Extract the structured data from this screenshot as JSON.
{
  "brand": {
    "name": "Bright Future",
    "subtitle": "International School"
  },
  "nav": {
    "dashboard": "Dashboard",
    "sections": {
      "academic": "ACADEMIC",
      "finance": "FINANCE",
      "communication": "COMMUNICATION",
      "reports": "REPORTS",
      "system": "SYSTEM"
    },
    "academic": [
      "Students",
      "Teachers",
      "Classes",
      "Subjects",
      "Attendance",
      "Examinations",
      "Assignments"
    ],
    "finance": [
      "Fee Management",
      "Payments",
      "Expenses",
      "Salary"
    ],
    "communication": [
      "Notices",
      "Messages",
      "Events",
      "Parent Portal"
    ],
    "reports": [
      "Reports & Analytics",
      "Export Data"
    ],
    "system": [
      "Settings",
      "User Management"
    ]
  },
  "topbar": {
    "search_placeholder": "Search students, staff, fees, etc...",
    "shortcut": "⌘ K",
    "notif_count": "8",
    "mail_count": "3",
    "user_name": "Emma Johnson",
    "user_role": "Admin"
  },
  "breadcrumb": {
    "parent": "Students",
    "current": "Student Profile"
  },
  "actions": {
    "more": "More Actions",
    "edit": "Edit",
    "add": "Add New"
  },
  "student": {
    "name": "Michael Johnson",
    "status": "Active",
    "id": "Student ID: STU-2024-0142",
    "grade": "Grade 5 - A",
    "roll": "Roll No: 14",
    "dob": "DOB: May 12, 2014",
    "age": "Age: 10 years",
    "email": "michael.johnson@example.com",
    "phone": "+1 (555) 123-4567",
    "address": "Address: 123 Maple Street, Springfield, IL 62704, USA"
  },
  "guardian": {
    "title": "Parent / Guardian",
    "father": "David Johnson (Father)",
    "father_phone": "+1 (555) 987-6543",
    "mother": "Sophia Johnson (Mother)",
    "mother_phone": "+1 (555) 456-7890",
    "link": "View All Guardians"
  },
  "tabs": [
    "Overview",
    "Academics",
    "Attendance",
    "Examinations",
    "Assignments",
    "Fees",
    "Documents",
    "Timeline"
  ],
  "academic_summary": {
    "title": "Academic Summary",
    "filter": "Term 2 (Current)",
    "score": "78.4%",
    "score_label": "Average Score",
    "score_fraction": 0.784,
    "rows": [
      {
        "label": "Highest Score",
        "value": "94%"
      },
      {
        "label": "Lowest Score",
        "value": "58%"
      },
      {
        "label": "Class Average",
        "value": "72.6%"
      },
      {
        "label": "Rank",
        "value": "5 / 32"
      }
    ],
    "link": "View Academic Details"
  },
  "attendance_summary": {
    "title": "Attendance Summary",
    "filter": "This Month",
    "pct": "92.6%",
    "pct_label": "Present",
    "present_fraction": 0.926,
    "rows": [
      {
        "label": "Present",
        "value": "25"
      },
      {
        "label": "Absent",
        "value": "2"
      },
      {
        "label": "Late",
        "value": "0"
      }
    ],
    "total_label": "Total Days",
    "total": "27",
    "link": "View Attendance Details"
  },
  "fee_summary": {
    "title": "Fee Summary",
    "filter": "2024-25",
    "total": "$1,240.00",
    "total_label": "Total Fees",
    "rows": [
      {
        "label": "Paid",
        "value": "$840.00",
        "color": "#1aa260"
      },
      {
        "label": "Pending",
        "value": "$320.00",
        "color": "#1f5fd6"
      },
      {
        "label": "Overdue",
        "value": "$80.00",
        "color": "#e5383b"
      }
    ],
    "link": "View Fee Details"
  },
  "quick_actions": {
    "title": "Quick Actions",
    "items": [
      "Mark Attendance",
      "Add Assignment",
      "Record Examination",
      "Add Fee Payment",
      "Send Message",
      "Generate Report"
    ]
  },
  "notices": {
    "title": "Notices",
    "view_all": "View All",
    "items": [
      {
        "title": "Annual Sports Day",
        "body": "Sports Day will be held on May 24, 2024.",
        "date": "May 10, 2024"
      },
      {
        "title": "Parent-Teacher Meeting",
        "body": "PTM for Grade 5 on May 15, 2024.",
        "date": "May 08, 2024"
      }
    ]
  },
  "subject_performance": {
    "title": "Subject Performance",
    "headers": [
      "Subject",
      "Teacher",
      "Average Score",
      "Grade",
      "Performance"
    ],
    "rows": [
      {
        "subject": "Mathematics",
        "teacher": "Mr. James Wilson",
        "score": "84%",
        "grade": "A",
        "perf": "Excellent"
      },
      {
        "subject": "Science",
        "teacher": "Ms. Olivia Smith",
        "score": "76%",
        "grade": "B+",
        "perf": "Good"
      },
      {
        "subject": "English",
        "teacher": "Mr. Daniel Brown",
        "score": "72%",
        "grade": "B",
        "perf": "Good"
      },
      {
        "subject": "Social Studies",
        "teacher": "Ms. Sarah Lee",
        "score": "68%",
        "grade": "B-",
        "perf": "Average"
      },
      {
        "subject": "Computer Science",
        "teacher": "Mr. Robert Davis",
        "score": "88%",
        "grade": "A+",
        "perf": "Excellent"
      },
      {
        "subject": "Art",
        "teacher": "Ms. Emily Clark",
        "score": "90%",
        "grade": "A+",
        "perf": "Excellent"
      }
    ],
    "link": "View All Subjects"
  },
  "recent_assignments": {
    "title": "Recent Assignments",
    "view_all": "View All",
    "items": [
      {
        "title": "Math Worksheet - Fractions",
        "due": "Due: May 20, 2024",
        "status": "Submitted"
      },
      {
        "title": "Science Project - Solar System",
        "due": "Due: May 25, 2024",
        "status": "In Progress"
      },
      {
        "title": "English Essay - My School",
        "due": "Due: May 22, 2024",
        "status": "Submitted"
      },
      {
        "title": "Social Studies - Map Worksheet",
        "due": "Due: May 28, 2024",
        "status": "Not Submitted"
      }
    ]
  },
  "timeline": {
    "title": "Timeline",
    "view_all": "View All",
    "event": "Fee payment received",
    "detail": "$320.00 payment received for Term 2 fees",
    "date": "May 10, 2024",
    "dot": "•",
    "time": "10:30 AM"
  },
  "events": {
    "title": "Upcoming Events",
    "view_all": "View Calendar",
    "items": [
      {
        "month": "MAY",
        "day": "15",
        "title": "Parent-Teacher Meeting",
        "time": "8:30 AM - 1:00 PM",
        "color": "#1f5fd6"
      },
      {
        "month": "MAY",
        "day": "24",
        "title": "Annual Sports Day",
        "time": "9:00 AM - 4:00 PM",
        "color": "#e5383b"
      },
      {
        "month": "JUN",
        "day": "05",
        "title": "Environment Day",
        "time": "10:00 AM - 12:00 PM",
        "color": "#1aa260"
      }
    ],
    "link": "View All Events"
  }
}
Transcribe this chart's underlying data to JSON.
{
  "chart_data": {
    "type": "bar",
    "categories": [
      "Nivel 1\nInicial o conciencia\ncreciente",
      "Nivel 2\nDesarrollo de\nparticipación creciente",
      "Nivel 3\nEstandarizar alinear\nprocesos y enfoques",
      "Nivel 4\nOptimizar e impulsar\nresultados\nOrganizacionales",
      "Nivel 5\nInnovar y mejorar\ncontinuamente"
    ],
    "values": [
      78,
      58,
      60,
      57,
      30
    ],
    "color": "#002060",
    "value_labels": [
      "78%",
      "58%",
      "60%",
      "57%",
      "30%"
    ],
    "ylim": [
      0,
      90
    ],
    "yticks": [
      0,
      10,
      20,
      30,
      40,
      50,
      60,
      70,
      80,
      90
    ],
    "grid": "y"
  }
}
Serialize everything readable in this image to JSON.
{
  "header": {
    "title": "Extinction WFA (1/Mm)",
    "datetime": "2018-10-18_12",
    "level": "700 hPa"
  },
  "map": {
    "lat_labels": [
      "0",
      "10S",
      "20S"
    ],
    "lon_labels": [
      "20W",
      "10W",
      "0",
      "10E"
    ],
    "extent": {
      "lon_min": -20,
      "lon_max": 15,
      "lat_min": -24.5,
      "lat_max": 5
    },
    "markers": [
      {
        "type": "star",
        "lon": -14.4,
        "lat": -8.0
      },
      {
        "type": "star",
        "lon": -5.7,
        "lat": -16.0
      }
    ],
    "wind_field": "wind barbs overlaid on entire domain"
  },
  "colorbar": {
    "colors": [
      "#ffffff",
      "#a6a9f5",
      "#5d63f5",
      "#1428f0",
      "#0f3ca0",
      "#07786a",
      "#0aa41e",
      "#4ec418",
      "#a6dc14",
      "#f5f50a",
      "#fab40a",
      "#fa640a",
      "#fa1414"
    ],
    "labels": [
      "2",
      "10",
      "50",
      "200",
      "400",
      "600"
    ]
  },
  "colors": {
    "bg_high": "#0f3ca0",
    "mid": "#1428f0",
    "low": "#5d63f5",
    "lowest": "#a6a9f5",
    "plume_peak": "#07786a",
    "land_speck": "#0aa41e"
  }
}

= Exercise goal =
Your task is to write out the lines from the one with "Serialize everything readable" through the end of the records, exactly and with nothing added.

= Result below =
Serialize everything readable in this image to JSON.
{
  "header": {
    "title": "Extinction WFA (1/Mm)",
    "datetime": "2018-10-18_12",
    "level": "700 hPa"
  },
  "map": {
    "lat_labels": [
      "0",
      "10S",
      "20S"
    ],
    "lon_labels": [
      "20W",
      "10W",
      "0",
      "10E"
    ],
    "extent": {
      "lon_min": -20,
      "lon_max": 15,
      "lat_min": -24.5,
      "lat_max": 5
    },
    "markers": [
      {
        "type": "star",
        "lon": -14.4,
        "lat": -8.0
      },
      {
        "type": "star",
        "lon": -5.7,
        "lat": -16.0
      }
    ],
    "wind_field": "wind barbs overlaid on entire domain"
  },
  "colorbar": {
    "colors": [
      "#ffffff",
      "#a6a9f5",
      "#5d63f5",
      "#1428f0",
      "#0f3ca0",
      "#07786a",
      "#0aa41e",
      "#4ec418",
      "#a6dc14",
      "#f5f50a",
      "#fab40a",
      "#fa640a",
      "#fa1414"
    ],
    "labels": [
      "2",
      "10",
      "50",
      "200",
      "400",
      "600"
    ]
  },
  "colors": {
    "bg_high": "#0f3ca0",
    "mid": "#1428f0",
    "low": "#5d63f5",
    "lowest": "#a6a9f5",
    "plume_peak": "#07786a",
    "land_speck": "#0aa41e"
  }
}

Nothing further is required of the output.